Copy every line that contains the string "values" from the entries below.

--- start ---

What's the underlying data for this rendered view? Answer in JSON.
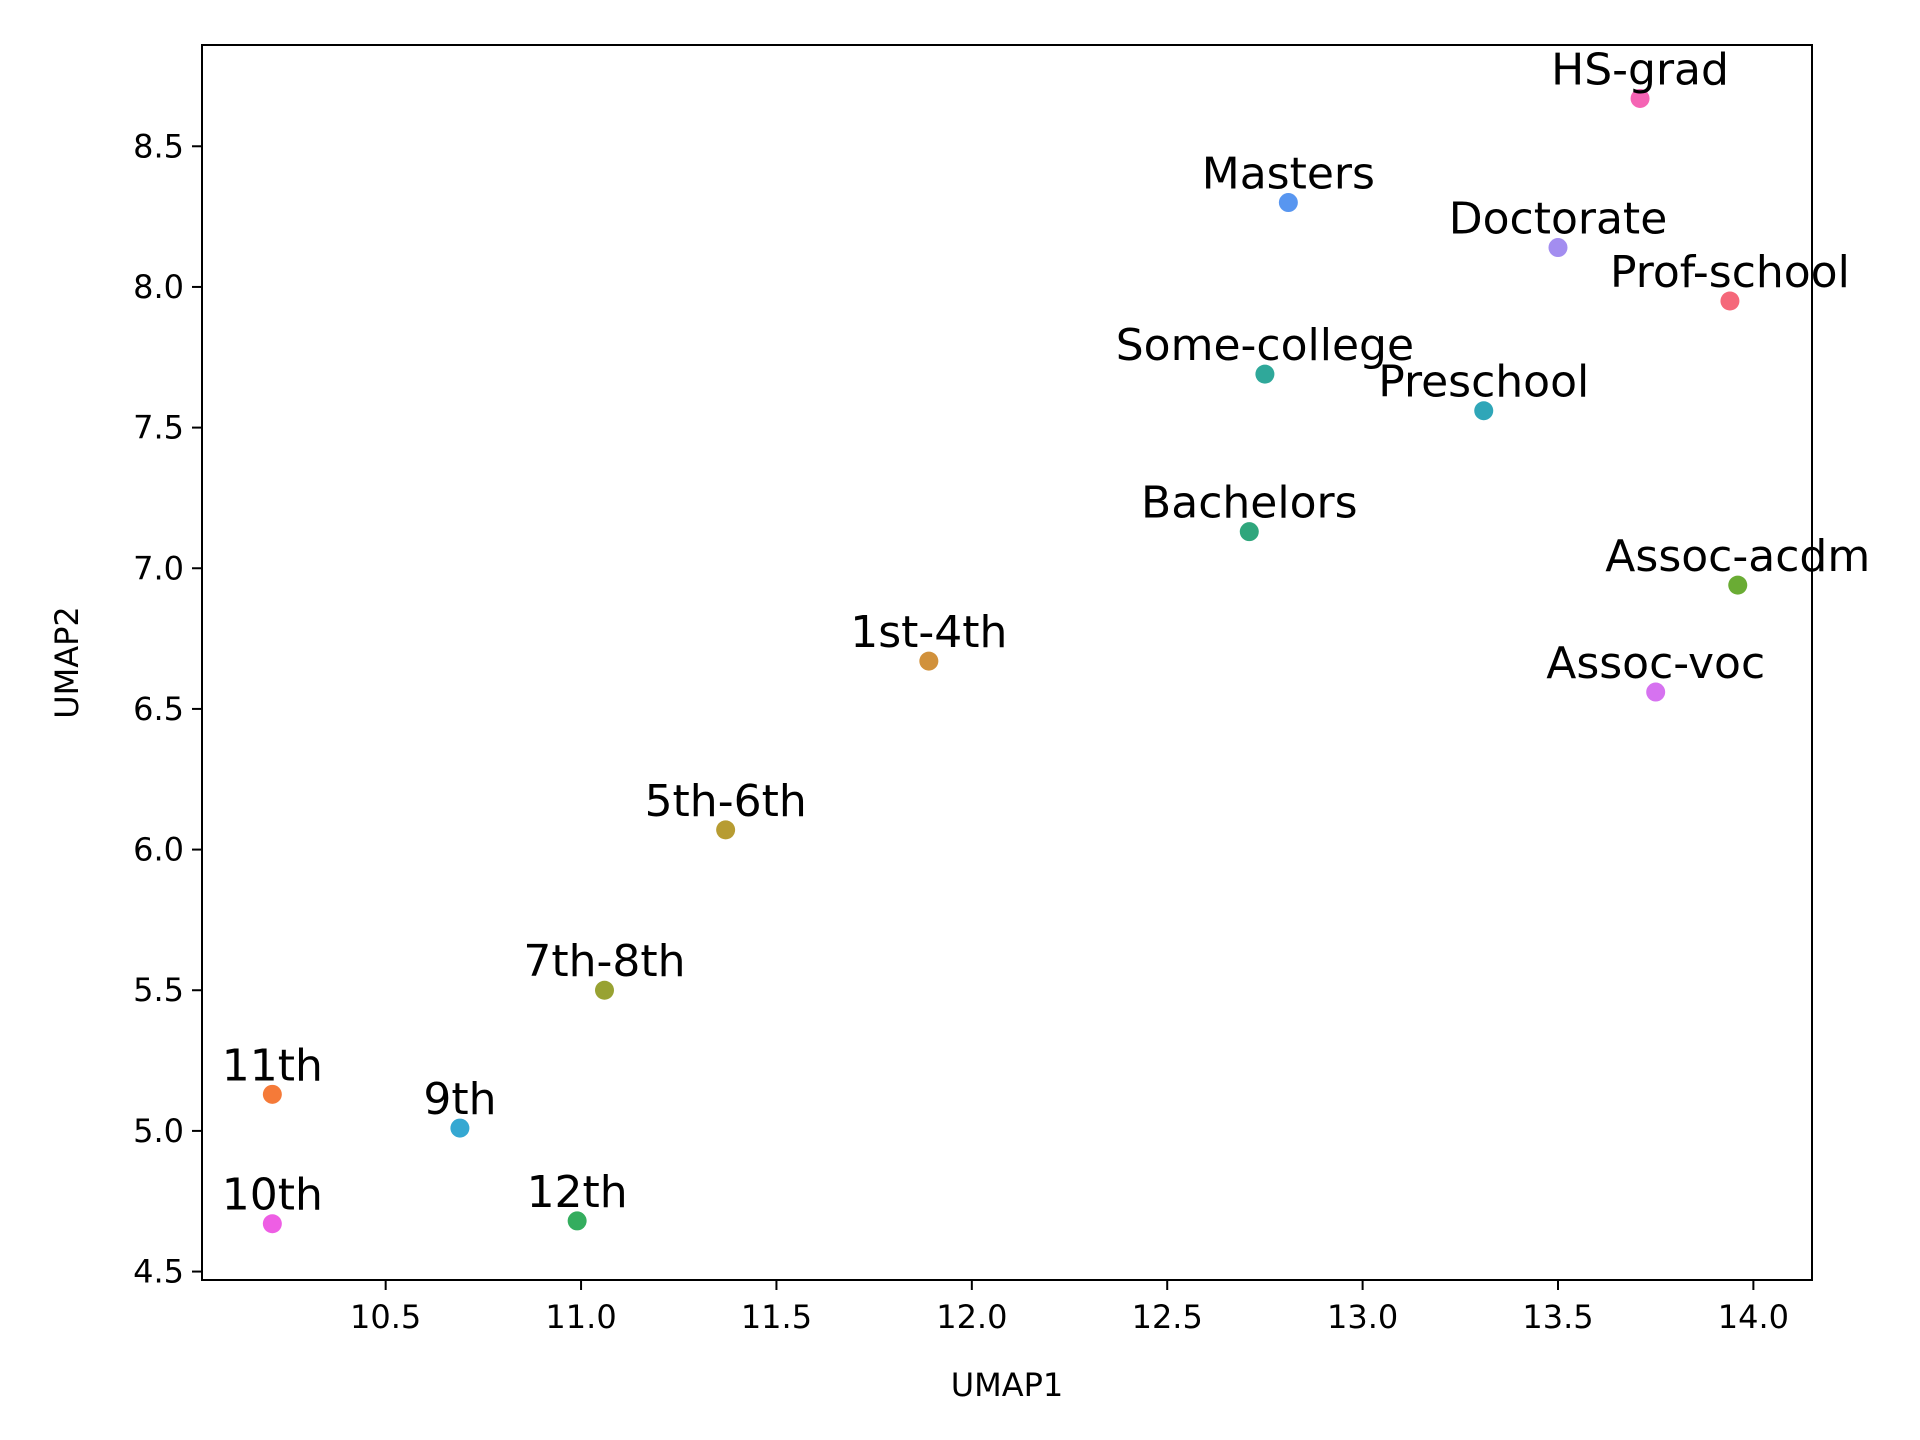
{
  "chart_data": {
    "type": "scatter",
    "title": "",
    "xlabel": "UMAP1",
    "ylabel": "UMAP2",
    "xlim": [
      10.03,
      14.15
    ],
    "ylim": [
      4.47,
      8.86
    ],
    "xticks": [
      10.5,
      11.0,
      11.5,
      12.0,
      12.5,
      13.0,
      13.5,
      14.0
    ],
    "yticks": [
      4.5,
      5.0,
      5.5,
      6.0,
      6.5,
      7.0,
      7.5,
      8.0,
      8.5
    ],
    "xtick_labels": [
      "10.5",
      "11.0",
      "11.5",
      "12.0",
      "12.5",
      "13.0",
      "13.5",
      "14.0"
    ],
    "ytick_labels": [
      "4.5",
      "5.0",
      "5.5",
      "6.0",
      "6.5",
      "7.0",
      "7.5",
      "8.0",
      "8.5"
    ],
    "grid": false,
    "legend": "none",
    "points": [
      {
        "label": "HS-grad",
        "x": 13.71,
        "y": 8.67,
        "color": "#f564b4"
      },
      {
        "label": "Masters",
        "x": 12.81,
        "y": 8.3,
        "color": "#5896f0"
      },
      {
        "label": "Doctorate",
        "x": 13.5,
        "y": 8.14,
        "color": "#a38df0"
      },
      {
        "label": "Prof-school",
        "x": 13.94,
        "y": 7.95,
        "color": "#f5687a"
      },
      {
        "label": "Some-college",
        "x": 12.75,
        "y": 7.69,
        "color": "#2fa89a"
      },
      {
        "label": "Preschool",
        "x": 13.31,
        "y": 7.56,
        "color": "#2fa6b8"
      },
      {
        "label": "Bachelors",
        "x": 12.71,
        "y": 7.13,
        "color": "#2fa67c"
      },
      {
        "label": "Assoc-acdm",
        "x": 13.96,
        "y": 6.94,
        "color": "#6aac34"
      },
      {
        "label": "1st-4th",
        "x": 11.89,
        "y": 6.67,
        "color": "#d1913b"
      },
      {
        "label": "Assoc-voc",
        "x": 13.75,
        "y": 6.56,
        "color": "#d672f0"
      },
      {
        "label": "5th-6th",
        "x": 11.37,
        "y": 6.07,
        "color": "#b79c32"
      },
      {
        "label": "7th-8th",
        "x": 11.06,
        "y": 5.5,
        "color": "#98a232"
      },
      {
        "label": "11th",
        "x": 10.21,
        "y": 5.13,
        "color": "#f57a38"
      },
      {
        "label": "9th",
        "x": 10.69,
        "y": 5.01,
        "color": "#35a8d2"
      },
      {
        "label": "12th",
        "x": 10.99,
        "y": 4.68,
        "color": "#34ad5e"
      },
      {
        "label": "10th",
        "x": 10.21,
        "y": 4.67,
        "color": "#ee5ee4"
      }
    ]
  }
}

--- end ---
--- start ---

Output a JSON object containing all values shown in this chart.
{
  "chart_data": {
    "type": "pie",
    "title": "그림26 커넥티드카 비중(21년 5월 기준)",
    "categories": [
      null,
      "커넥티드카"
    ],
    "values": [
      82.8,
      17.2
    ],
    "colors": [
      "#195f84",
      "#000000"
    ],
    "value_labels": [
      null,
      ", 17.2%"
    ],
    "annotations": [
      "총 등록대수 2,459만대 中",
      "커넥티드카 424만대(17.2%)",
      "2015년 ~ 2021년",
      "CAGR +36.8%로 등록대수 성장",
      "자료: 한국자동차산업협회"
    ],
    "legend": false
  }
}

--- end ---

**ANSWER TO THE EXERCISE:**
Output a JSON object containing all values shown in this chart.
    "values": [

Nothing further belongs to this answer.